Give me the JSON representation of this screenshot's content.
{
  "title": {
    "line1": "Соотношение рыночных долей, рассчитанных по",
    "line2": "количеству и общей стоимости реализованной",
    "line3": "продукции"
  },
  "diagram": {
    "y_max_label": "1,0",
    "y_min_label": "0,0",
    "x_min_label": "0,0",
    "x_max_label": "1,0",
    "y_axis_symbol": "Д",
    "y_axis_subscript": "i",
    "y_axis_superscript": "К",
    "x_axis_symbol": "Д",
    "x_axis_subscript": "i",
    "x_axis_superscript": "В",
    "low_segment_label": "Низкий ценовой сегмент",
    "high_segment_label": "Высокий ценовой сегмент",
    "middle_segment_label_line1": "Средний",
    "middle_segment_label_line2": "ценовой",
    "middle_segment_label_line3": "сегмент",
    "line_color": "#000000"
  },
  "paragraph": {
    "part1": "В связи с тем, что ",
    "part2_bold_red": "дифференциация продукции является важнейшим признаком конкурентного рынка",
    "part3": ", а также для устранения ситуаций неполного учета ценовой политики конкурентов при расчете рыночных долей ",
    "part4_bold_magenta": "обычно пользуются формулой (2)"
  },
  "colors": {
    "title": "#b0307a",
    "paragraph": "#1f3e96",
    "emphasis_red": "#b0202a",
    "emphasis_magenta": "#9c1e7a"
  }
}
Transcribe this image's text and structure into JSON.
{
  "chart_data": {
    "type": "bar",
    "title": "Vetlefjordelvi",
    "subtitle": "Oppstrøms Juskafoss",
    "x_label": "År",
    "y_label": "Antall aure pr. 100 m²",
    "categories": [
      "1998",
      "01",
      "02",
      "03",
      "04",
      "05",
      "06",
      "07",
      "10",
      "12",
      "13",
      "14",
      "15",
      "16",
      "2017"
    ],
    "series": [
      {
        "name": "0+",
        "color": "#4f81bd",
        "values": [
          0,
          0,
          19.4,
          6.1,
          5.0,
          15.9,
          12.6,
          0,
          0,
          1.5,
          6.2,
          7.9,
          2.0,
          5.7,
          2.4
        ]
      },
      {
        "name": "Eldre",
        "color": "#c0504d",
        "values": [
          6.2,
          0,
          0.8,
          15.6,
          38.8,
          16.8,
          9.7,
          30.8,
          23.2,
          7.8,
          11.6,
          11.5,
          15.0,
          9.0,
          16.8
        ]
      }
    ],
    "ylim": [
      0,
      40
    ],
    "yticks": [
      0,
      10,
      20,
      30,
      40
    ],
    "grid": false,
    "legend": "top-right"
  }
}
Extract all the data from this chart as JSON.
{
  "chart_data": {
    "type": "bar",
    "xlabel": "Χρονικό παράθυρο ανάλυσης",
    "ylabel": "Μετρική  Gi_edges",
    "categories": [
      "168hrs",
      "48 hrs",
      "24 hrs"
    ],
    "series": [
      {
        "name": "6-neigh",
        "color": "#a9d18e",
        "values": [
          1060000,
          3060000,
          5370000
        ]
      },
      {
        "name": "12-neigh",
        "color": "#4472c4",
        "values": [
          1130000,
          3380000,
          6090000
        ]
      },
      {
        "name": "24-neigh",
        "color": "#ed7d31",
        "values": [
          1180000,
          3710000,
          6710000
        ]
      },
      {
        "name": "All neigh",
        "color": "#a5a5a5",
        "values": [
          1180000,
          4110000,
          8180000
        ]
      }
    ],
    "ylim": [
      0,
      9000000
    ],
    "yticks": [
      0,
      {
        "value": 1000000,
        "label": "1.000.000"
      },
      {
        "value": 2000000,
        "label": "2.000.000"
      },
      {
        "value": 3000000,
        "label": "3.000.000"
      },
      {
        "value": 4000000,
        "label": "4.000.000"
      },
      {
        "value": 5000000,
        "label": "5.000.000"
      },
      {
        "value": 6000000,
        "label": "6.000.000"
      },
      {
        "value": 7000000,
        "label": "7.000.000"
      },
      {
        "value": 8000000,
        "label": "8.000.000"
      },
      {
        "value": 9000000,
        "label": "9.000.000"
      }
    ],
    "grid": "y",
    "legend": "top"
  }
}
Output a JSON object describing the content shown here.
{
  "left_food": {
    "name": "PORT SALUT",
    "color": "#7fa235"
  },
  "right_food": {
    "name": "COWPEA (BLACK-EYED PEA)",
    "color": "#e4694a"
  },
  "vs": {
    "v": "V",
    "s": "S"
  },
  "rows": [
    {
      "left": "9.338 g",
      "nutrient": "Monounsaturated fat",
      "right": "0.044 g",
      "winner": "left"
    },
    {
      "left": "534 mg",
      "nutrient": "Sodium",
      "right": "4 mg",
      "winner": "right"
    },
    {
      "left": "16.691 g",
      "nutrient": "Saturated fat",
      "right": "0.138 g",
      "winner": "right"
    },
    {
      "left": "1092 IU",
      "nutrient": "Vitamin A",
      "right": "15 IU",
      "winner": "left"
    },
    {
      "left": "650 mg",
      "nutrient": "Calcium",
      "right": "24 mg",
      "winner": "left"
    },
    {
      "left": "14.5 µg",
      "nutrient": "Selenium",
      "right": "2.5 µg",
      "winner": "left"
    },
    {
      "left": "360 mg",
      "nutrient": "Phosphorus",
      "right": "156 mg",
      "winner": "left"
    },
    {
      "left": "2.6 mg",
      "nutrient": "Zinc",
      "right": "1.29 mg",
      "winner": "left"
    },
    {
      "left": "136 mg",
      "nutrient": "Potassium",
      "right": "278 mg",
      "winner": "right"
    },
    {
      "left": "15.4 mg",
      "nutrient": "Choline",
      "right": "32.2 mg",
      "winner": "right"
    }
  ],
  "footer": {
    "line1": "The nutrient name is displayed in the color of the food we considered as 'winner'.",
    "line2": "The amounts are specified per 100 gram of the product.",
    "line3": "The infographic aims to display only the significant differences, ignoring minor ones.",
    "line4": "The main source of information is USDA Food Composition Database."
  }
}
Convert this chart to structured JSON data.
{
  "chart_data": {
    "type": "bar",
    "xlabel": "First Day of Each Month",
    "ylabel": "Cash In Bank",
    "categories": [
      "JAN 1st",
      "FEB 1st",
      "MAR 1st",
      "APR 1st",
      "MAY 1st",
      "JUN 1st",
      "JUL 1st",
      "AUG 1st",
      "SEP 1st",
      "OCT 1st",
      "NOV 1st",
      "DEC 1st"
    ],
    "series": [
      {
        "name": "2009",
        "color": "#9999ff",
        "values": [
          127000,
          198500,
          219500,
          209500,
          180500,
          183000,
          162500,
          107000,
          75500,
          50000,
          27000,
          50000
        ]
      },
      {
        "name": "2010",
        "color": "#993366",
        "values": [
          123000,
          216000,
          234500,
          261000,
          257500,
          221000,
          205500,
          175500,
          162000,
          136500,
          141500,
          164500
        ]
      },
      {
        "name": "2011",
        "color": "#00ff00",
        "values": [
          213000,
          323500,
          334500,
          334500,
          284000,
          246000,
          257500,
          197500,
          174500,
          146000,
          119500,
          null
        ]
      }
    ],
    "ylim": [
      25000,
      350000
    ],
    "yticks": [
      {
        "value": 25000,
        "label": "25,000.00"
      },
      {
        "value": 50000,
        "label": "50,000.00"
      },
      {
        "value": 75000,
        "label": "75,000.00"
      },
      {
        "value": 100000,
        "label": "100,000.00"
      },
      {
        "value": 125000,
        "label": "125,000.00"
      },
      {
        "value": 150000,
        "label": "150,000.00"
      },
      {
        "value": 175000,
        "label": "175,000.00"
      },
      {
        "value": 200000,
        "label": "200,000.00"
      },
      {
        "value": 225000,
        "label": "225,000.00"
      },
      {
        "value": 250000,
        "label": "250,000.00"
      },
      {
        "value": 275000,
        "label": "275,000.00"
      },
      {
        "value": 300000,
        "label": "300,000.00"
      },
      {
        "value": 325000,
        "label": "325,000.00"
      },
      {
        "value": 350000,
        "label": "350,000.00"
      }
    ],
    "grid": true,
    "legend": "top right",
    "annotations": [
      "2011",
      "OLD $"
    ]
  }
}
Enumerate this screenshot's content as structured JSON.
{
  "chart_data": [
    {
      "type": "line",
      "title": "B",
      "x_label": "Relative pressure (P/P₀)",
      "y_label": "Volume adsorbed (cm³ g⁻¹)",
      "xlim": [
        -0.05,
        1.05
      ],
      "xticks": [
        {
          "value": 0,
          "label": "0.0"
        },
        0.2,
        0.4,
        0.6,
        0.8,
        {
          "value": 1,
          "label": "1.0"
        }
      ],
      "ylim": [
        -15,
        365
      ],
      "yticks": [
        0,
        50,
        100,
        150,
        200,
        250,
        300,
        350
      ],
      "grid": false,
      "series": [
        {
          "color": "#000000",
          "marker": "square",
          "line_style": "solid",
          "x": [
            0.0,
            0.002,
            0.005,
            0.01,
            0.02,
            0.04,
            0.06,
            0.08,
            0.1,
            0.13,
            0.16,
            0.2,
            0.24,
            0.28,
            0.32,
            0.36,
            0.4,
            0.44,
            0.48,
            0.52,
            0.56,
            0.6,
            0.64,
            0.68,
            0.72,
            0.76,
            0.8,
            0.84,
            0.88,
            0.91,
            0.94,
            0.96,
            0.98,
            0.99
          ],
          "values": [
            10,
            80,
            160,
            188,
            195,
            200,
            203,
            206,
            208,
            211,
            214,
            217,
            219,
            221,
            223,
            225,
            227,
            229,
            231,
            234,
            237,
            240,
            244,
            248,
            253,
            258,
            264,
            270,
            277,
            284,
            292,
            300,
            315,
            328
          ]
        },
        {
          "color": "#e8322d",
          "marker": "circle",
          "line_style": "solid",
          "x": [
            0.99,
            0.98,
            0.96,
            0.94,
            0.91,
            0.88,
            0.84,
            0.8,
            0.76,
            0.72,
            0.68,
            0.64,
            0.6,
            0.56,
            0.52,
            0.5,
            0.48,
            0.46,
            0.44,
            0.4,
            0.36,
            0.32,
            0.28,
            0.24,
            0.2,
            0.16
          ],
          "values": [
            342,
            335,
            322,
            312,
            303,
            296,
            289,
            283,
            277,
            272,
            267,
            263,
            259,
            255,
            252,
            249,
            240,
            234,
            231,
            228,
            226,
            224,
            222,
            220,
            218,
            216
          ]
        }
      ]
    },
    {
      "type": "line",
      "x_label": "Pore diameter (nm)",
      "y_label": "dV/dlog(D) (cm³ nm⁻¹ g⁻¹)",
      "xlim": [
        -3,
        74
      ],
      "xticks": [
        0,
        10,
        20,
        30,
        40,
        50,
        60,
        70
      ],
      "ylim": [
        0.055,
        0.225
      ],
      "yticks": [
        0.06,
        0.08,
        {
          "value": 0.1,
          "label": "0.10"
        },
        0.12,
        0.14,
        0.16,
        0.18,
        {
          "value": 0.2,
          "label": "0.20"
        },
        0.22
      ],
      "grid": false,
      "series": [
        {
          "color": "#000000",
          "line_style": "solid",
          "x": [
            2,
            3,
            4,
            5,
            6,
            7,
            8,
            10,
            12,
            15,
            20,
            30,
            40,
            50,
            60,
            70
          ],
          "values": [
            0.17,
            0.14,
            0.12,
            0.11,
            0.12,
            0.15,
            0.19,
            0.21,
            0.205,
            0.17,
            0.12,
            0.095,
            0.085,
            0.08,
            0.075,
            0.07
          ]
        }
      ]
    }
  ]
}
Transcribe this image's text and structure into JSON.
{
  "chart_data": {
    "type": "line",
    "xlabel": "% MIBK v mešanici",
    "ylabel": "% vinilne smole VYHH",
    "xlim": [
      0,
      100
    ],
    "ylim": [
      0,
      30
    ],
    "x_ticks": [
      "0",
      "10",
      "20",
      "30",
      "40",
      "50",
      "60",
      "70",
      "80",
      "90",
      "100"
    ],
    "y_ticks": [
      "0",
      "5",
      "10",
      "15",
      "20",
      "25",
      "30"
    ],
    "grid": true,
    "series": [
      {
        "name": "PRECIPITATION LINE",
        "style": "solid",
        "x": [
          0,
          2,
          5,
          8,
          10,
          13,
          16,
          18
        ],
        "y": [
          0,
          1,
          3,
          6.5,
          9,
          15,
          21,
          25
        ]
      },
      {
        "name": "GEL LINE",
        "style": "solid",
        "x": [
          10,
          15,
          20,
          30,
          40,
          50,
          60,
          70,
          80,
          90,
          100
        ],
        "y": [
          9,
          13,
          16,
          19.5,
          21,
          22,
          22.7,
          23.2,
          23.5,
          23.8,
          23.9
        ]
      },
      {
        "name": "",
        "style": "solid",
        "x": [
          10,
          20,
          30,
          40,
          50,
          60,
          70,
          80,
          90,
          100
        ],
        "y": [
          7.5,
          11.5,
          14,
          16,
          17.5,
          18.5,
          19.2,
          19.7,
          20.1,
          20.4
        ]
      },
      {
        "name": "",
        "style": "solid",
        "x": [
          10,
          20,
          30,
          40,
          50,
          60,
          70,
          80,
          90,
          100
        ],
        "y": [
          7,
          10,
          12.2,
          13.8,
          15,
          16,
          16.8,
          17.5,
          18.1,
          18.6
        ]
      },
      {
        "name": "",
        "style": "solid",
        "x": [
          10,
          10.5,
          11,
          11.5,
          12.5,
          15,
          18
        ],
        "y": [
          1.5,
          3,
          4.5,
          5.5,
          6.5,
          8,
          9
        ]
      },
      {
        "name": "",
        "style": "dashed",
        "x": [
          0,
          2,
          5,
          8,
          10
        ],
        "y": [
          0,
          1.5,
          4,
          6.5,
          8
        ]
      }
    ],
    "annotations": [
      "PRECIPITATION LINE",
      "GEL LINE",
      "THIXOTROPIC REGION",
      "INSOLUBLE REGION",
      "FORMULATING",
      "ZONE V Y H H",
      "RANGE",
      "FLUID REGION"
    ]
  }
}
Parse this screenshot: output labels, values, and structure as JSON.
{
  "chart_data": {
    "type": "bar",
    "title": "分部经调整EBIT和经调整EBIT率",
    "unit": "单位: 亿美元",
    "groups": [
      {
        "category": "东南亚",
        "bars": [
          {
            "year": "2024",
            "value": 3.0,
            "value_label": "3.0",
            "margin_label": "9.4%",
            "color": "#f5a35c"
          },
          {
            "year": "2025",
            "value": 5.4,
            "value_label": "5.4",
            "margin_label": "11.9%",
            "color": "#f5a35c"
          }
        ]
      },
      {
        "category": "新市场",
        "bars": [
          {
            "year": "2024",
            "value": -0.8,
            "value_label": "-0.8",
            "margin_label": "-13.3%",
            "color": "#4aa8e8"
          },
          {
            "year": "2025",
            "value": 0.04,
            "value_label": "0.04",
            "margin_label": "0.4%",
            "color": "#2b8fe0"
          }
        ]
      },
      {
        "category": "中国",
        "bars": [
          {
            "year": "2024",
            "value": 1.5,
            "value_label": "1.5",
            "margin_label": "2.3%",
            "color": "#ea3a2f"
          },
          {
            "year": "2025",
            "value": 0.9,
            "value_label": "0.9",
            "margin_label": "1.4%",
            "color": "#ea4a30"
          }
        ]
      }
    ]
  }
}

--

Requirement:
Examine the records and report how many lines contain the string "REGION". Only the number should be given.

The response:
3